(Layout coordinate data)
====

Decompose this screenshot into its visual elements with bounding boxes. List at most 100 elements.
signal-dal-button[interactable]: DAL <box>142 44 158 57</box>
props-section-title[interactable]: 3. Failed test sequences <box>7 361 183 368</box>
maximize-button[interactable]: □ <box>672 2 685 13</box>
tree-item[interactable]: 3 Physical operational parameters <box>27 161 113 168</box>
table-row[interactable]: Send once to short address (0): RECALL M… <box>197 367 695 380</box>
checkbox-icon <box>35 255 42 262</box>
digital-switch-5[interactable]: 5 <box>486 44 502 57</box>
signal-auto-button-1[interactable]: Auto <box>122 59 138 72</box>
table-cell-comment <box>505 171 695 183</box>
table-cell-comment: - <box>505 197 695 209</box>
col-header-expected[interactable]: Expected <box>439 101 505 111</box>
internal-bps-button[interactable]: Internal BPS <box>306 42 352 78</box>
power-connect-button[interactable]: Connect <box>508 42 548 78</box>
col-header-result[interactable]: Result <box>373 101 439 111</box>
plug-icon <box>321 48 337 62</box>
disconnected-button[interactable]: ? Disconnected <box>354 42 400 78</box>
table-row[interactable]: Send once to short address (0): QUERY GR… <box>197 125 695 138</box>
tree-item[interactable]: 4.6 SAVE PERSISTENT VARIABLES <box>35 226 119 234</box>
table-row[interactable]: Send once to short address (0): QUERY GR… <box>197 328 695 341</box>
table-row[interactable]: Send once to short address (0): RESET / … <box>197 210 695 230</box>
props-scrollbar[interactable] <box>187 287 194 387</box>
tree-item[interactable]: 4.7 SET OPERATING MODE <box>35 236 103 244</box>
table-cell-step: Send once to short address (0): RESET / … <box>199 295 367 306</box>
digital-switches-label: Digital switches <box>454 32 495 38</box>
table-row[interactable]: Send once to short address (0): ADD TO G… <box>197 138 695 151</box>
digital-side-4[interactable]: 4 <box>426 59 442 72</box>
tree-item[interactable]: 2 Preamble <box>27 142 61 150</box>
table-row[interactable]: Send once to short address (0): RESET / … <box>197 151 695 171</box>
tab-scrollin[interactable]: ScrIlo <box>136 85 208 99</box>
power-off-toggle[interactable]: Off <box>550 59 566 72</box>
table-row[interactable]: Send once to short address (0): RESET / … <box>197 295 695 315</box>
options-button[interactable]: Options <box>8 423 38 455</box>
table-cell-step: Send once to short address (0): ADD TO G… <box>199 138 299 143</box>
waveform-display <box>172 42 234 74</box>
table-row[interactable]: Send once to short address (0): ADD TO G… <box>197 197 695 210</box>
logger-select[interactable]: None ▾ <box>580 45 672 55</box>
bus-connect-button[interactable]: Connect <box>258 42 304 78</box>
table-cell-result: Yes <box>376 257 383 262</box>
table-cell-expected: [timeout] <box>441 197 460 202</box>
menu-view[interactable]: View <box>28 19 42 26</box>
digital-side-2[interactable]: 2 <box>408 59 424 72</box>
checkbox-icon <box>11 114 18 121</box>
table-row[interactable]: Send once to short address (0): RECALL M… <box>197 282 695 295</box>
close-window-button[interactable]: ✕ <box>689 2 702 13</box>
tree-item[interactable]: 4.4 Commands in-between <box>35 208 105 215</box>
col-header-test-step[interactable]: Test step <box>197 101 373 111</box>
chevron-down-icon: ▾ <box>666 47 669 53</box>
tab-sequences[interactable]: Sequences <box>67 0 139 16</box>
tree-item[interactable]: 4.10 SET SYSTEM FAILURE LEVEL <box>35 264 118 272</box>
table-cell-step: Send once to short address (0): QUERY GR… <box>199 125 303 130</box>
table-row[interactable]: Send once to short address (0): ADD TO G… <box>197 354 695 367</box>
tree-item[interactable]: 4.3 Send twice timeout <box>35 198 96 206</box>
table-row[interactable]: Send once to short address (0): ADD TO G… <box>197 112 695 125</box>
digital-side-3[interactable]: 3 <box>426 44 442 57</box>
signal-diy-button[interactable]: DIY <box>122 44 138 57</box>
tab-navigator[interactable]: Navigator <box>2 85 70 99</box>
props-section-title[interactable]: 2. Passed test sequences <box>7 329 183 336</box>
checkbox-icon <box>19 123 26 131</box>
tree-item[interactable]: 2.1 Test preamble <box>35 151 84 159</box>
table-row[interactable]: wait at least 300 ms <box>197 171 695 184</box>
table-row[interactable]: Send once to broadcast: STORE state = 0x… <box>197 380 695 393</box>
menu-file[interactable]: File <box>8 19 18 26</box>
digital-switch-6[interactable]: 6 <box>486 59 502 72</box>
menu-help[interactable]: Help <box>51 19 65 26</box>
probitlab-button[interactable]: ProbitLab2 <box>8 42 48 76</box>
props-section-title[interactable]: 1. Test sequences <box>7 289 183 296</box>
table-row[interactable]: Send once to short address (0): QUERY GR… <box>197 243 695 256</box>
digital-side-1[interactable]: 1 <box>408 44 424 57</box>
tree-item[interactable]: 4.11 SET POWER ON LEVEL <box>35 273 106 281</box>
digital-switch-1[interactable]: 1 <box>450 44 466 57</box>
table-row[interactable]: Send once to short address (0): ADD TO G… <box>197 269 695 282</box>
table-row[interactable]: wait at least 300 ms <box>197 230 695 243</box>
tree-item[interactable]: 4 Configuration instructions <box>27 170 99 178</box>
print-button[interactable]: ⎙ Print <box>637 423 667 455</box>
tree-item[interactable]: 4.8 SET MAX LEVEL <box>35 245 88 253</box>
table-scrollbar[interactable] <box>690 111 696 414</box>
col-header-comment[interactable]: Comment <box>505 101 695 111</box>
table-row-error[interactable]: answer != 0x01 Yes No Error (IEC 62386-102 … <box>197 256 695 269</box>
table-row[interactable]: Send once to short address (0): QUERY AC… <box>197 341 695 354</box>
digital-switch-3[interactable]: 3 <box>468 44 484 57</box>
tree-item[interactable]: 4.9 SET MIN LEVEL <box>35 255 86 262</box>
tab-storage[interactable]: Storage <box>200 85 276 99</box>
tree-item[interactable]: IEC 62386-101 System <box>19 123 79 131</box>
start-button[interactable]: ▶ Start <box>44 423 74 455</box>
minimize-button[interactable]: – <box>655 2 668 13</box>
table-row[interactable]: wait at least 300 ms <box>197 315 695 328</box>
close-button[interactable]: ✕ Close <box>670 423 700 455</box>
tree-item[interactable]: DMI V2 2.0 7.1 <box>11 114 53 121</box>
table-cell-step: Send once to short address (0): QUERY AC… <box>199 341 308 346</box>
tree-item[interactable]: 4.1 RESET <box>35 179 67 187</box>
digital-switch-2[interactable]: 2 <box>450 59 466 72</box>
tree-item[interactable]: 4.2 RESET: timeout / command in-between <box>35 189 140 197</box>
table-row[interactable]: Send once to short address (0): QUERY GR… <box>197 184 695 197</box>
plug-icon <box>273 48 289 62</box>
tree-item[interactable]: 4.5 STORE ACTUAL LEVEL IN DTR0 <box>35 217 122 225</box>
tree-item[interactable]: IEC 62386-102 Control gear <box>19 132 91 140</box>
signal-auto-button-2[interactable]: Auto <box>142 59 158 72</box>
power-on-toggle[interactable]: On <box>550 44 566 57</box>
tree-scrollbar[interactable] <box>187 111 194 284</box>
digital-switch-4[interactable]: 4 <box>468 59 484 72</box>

====

## [PROBLEM DESCRIPTION]
Lay out the rows as a Markdown table with the columns "No." and "Row", from the first row up to and including the line with "295 695 315</box>". Number each line and leave out blank lines.

## [COMPLETE RESPONSE]
| No. | Row |
|---|---|
| 1 | Decompose this screenshot into its visual elements with bounding boxes. List at most 100 elements. |
| 2 | signal-dal-button[interactable]: DAL <box>142 44 158 57</box> |
| 3 | props-section-title[interactable]: 3. Failed test sequences <box>7 361 183 368</box> |
| 4 | maximize-button[interactable]: □ <box>672 2 685 13</box> |
| 5 | tree-item[interactable]: 3 Physical operational parameters <box>27 161 113 168</box> |
| 6 | table-row[interactable]: Send once to short address (0): RECALL M… <box>197 367 695 380</box> |
| 7 | checkbox-icon <box>35 255 42 262</box> |
| 8 | digital-switch-5[interactable]: 5 <box>486 44 502 57</box> |
| 9 | signal-auto-button-1[interactable]: Auto <box>122 59 138 72</box> |
| 10 | table-cell-comment <box>505 171 695 183</box> |
| 11 | table-cell-comment: - <box>505 197 695 209</box> |
| 12 | col-header-expected[interactable]: Expected <box>439 101 505 111</box> |
| 13 | internal-bps-button[interactable]: Internal BPS <box>306 42 352 78</box> |
| 14 | power-connect-button[interactable]: Connect <box>508 42 548 78</box> |
| 15 | col-header-result[interactable]: Result <box>373 101 439 111</box> |
| 16 | plug-icon <box>321 48 337 62</box> |
| 17 | disconnected-button[interactable]: ? Disconnected <box>354 42 400 78</box> |
| 18 | table-row[interactable]: Send once to short address (0): QUERY GR… <box>197 125 695 138</box> |
| 19 | tree-item[interactable]: 4.6 SAVE PERSISTENT VARIABLES <box>35 226 119 234</box> |
| 20 | table-row[interactable]: Send once to short address (0): QUERY GR… <box>197 328 695 341</box> |
| 21 | table-row[interactable]: Send once to short address (0): RESET / … <box>197 210 695 230</box> |
| 22 | props-scrollbar[interactable] <box>187 287 194 387</box> |
| 23 | tree-item[interactable]: 4.7 SET OPERATING MODE <box>35 236 103 244</box> |
| 24 | table-cell-step: Send once to short address (0): RESET / … <box>199 295 367 306</box> |
| 25 | digital-switches-label: Digital switches <box>454 32 495 38</box> |
| 26 | table-row[interactable]: Send once to short address (0): ADD TO G… <box>197 138 695 151</box> |
| 27 | digital-side-4[interactable]: 4 <box>426 59 442 72</box> |
| 28 | tree-item[interactable]: 2 Preamble <box>27 142 61 150</box> |
| 29 | table-row[interactable]: Send once to short address (0): RESET / … <box>197 151 695 171</box> |
| 30 | tab-scrollin[interactable]: ScrIlo <box>136 85 208 99</box> |
| 31 | power-off-toggle[interactable]: Off <box>550 59 566 72</box> |
| 32 | table-row[interactable]: Send once to short address (0): RESET / … <box>197 295 695 315</box> |